#### SOURCE MATERIAL

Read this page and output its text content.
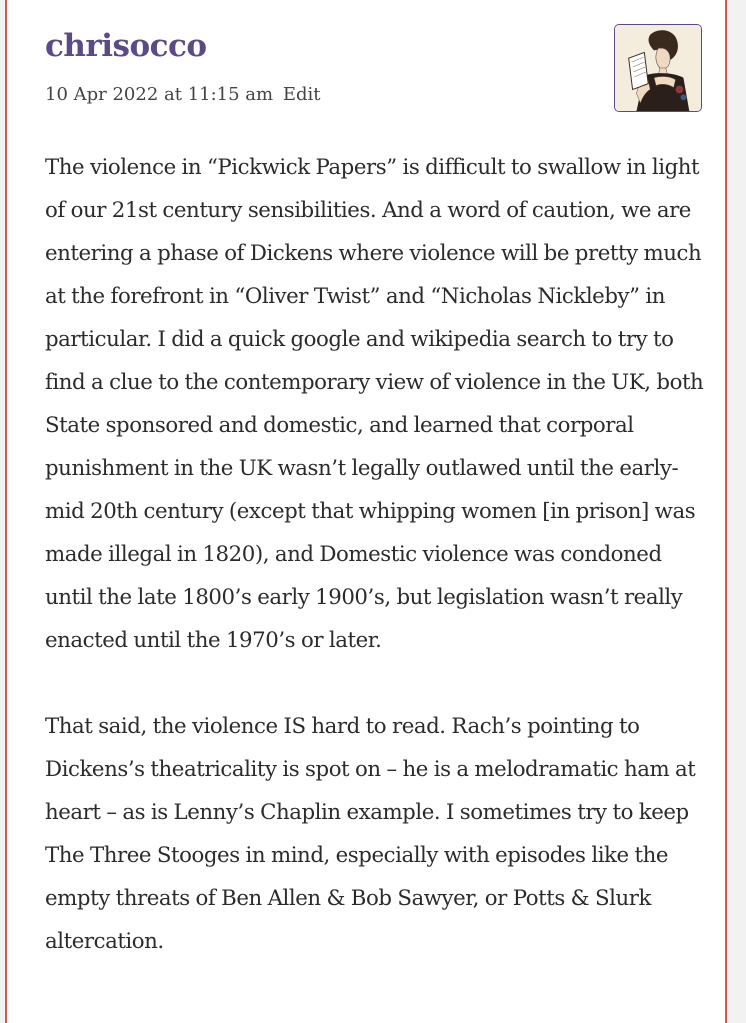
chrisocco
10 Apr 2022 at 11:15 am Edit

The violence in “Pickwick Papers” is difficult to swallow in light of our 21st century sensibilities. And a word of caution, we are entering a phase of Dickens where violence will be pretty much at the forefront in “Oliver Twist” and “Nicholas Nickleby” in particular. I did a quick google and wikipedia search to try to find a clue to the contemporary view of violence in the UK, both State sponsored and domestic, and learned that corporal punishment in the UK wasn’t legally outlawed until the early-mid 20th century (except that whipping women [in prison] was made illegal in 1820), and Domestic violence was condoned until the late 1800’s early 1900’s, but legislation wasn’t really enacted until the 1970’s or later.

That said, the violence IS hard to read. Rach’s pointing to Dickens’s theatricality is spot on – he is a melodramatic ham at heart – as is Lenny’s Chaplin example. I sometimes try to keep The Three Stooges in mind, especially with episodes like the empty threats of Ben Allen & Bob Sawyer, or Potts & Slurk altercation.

########
#### SOURCE MATERIAL

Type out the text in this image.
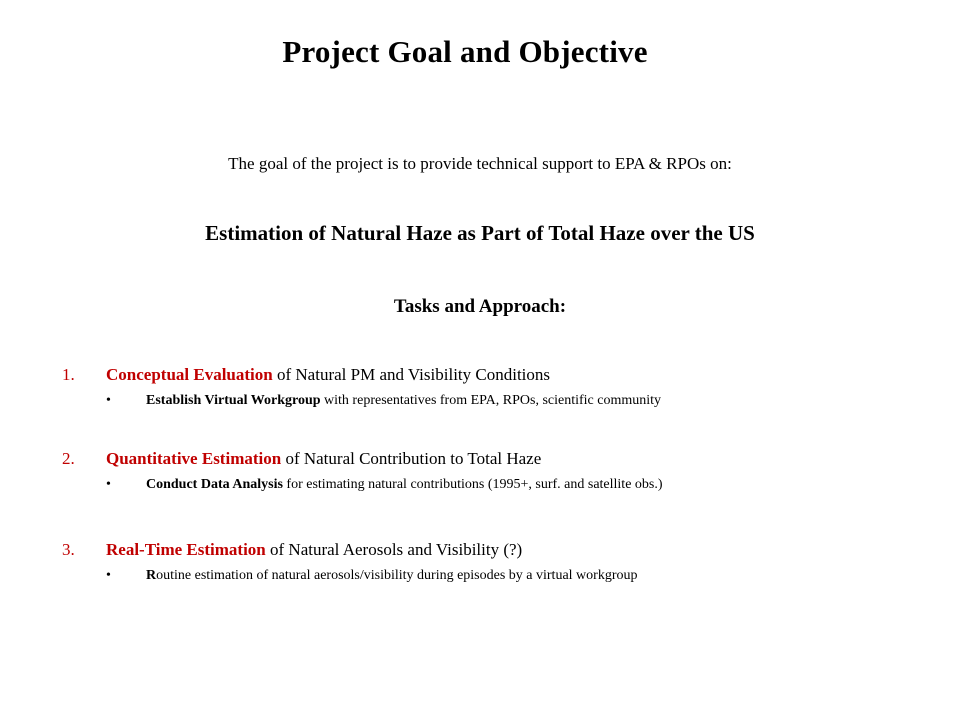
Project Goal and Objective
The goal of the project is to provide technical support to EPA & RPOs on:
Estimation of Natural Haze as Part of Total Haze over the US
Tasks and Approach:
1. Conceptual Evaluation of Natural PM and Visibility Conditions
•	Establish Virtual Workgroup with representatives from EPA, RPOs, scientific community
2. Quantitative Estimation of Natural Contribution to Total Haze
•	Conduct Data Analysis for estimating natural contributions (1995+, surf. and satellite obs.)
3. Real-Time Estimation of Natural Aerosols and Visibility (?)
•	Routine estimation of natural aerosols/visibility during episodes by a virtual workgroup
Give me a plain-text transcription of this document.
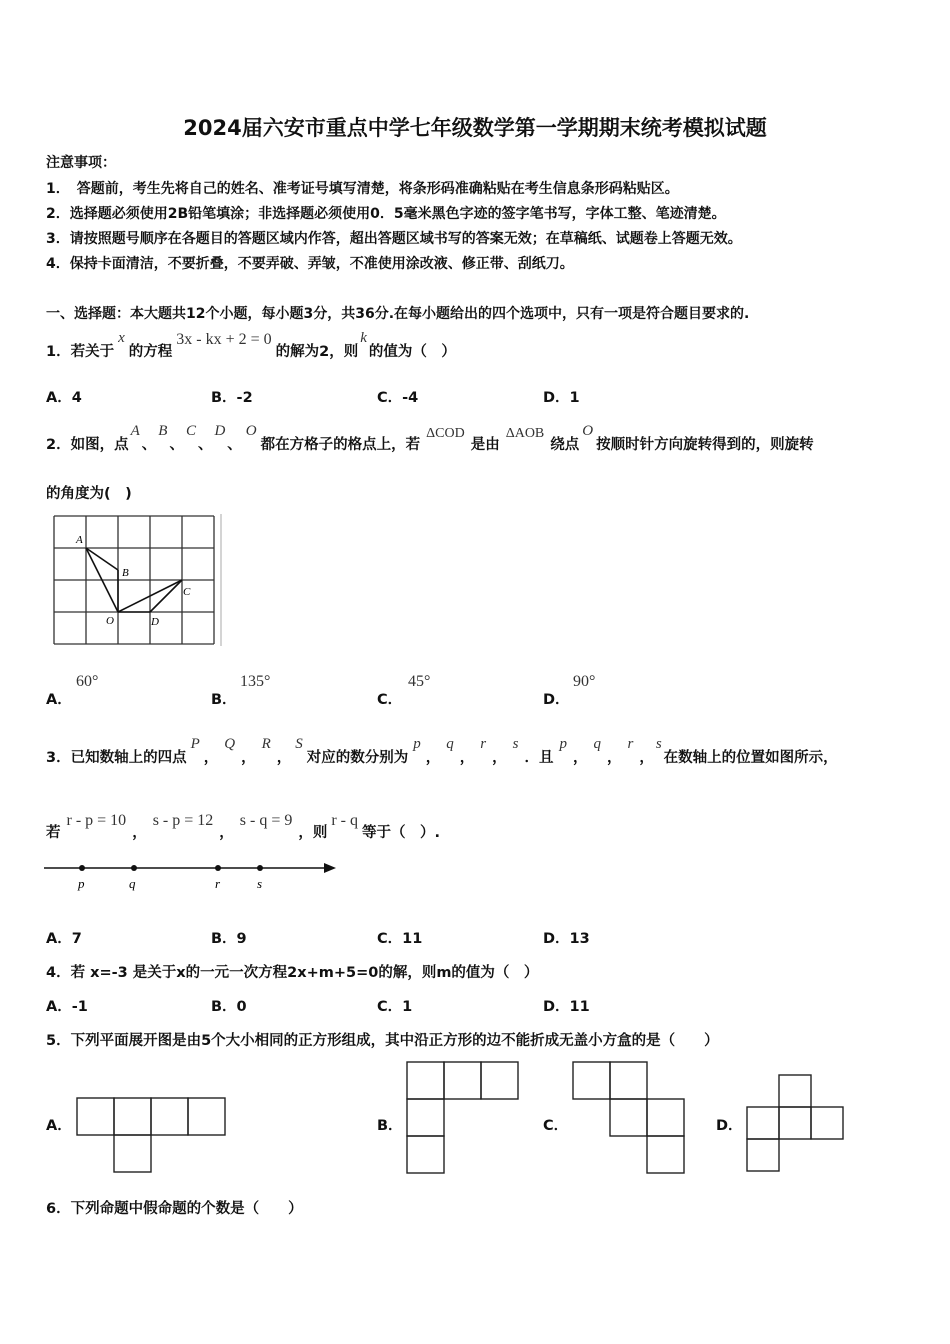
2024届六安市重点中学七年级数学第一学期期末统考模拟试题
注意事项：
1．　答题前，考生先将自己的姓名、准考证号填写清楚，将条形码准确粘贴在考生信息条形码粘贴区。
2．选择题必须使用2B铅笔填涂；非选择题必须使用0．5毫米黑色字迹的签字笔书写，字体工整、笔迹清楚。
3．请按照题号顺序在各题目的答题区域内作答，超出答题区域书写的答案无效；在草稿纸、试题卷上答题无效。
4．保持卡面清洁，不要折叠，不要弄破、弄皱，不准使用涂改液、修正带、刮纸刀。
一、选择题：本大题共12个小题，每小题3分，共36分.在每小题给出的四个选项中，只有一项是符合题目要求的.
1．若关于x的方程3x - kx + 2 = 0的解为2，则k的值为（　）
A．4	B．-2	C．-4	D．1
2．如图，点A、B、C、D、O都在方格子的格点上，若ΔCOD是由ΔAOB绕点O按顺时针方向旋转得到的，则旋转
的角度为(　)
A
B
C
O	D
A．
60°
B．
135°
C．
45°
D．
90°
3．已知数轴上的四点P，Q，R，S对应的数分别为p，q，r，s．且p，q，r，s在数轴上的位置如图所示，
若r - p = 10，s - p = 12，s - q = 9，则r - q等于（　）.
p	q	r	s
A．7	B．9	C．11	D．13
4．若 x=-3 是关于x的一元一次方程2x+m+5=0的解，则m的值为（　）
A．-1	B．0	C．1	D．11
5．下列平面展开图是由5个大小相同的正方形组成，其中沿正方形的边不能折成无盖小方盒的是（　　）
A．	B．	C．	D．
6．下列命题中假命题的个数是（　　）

########

(AIM OF THE TASK): Collect the lines that hold "Haze".

(TASK ANSWER):
Estimation of Natural Haze as Part of Total Haze over the US
2. Quantitative Estimation of Natural Contribution to Total Haze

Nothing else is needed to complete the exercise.